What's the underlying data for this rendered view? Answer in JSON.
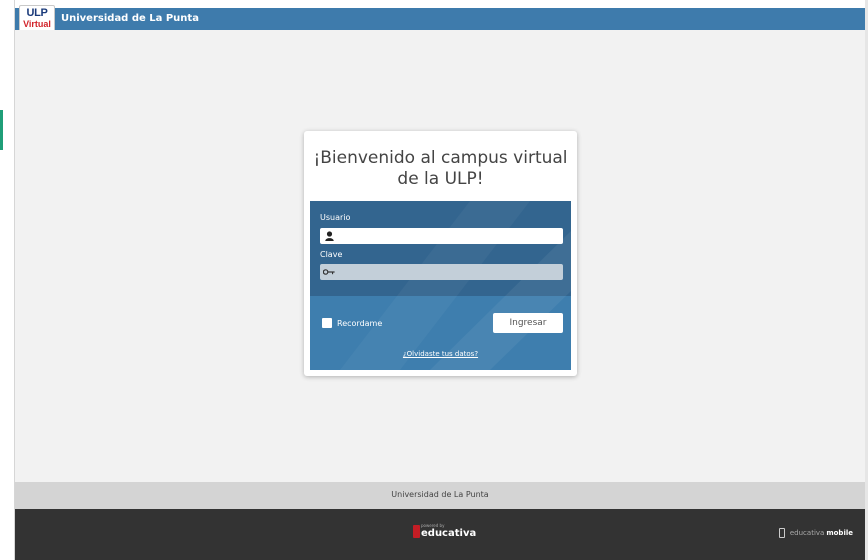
{
  "header": {
    "logo_top": "ULP",
    "logo_bottom": "Virtual",
    "title": "Universidad de La Punta",
    "color": "#3e7bac"
  },
  "login": {
    "heading": "¡Bienvenido al campus virtual de la ULP!",
    "user_label": "Usuario",
    "user_value": "",
    "user_icon": "user-icon",
    "password_label": "Clave",
    "password_value": "",
    "password_icon": "key-icon",
    "remember_label": "Recordame",
    "remember_checked": false,
    "submit_label": "Ingresar",
    "forgot_link": "¿Olvidaste tus datos?",
    "panel_colors": [
      "#33658f",
      "#3e7eae"
    ]
  },
  "footer": {
    "institution": "Universidad de La Punta",
    "powered_by": "powered by",
    "brand": "educativa",
    "mobile_name": "educativa",
    "mobile_suffix": "mobile",
    "mobile_icon": "phone-icon"
  }
}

**The request:**
Repeat every record precisely. Any picture among them stays out of the copy.

**Exercise answer:**
What's the underlying data for this rendered view? Answer in JSON.
{
  "header": {
    "logo_top": "ULP",
    "logo_bottom": "Virtual",
    "title": "Universidad de La Punta",
    "color": "#3e7bac"
  },
  "login": {
    "heading": "¡Bienvenido al campus virtual de la ULP!",
    "user_label": "Usuario",
    "user_value": "",
    "user_icon": "user-icon",
    "password_label": "Clave",
    "password_value": "",
    "password_icon": "key-icon",
    "remember_label": "Recordame",
    "remember_checked": false,
    "submit_label": "Ingresar",
    "forgot_link": "¿Olvidaste tus datos?",
    "panel_colors": [
      "#33658f",
      "#3e7eae"
    ]
  },
  "footer": {
    "institution": "Universidad de La Punta",
    "powered_by": "powered by",
    "brand": "educativa",
    "mobile_name": "educativa",
    "mobile_suffix": "mobile",
    "mobile_icon": "phone-icon"
  }
}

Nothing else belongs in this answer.